The records that follow are to be repeated without alteration.

Records:
★ ★ ★ ★ ★ ★ ★

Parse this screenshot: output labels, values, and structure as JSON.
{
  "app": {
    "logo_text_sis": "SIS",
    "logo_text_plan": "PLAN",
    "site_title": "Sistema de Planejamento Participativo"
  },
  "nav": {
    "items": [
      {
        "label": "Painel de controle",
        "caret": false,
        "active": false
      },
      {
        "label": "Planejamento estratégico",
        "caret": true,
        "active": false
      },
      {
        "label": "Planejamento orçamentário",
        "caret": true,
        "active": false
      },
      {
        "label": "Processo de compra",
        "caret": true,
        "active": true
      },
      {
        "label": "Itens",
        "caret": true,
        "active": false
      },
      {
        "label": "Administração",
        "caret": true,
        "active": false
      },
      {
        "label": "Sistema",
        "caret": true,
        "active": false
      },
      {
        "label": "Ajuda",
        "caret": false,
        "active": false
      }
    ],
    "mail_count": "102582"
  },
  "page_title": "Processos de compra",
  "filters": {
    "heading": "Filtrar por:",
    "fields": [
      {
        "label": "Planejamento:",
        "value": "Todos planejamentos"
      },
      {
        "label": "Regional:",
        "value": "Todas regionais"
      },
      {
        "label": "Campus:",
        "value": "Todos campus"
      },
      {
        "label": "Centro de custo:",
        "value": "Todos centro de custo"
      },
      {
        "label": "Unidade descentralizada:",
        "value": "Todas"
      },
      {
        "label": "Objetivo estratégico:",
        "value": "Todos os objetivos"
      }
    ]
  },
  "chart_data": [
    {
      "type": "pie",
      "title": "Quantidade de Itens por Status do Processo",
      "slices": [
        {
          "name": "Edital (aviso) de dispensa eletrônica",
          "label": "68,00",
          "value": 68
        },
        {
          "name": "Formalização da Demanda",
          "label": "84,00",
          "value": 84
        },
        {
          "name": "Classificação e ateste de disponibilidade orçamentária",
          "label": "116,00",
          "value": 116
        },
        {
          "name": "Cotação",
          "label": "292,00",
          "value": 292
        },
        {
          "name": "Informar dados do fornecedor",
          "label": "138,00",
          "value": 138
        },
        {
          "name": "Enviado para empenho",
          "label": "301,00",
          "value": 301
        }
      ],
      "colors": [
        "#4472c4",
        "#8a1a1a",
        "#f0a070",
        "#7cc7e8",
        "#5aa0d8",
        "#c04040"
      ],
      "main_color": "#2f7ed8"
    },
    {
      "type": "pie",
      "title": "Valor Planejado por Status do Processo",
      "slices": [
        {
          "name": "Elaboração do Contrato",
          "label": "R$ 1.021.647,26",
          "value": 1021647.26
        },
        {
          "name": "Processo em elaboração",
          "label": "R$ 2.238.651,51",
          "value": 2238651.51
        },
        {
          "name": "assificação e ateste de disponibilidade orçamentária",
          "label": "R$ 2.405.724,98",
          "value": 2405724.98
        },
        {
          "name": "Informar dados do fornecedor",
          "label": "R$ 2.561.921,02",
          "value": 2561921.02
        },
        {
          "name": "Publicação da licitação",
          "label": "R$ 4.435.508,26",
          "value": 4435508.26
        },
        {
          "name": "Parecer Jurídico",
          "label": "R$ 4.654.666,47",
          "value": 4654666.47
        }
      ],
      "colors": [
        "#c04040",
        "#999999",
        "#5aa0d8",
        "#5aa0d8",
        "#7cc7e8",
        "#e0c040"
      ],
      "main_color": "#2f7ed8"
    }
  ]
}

★ ★ ★ ★ ★ ★ ★

Result:
Parse this screenshot: output labels, values, and structure as JSON.
{
  "app": {
    "logo_text_sis": "SIS",
    "logo_text_plan": "PLAN",
    "site_title": "Sistema de Planejamento Participativo"
  },
  "nav": {
    "items": [
      {
        "label": "Painel de controle",
        "caret": false,
        "active": false
      },
      {
        "label": "Planejamento estratégico",
        "caret": true,
        "active": false
      },
      {
        "label": "Planejamento orçamentário",
        "caret": true,
        "active": false
      },
      {
        "label": "Processo de compra",
        "caret": true,
        "active": true
      },
      {
        "label": "Itens",
        "caret": true,
        "active": false
      },
      {
        "label": "Administração",
        "caret": true,
        "active": false
      },
      {
        "label": "Sistema",
        "caret": true,
        "active": false
      },
      {
        "label": "Ajuda",
        "caret": false,
        "active": false
      }
    ],
    "mail_count": "102582"
  },
  "page_title": "Processos de compra",
  "filters": {
    "heading": "Filtrar por:",
    "fields": [
      {
        "label": "Planejamento:",
        "value": "Todos planejamentos"
      },
      {
        "label": "Regional:",
        "value": "Todas regionais"
      },
      {
        "label": "Campus:",
        "value": "Todos campus"
      },
      {
        "label": "Centro de custo:",
        "value": "Todos centro de custo"
      },
      {
        "label": "Unidade descentralizada:",
        "value": "Todas"
      },
      {
        "label": "Objetivo estratégico:",
        "value": "Todos os objetivos"
      }
    ]
  },
  "chart_data": [
    {
      "type": "pie",
      "title": "Quantidade de Itens por Status do Processo",
      "slices": [
        {
          "name": "Edital (aviso) de dispensa eletrônica",
          "label": "68,00",
          "value": 68
        },
        {
          "name": "Formalização da Demanda",
          "label": "84,00",
          "value": 84
        },
        {
          "name": "Classificação e ateste de disponibilidade orçamentária",
          "label": "116,00",
          "value": 116
        },
        {
          "name": "Cotação",
          "label": "292,00",
          "value": 292
        },
        {
          "name": "Informar dados do fornecedor",
          "label": "138,00",
          "value": 138
        },
        {
          "name": "Enviado para empenho",
          "label": "301,00",
          "value": 301
        }
      ],
      "colors": [
        "#4472c4",
        "#8a1a1a",
        "#f0a070",
        "#7cc7e8",
        "#5aa0d8",
        "#c04040"
      ],
      "main_color": "#2f7ed8"
    },
    {
      "type": "pie",
      "title": "Valor Planejado por Status do Processo",
      "slices": [
        {
          "name": "Elaboração do Contrato",
          "label": "R$ 1.021.647,26",
          "value": 1021647.26
        },
        {
          "name": "Processo em elaboração",
          "label": "R$ 2.238.651,51",
          "value": 2238651.51
        },
        {
          "name": "assificação e ateste de disponibilidade orçamentária",
          "label": "R$ 2.405.724,98",
          "value": 2405724.98
        },
        {
          "name": "Informar dados do fornecedor",
          "label": "R$ 2.561.921,02",
          "value": 2561921.02
        },
        {
          "name": "Publicação da licitação",
          "label": "R$ 4.435.508,26",
          "value": 4435508.26
        },
        {
          "name": "Parecer Jurídico",
          "label": "R$ 4.654.666,47",
          "value": 4654666.47
        }
      ],
      "colors": [
        "#c04040",
        "#999999",
        "#5aa0d8",
        "#5aa0d8",
        "#7cc7e8",
        "#e0c040"
      ],
      "main_color": "#2f7ed8"
    }
  ]
}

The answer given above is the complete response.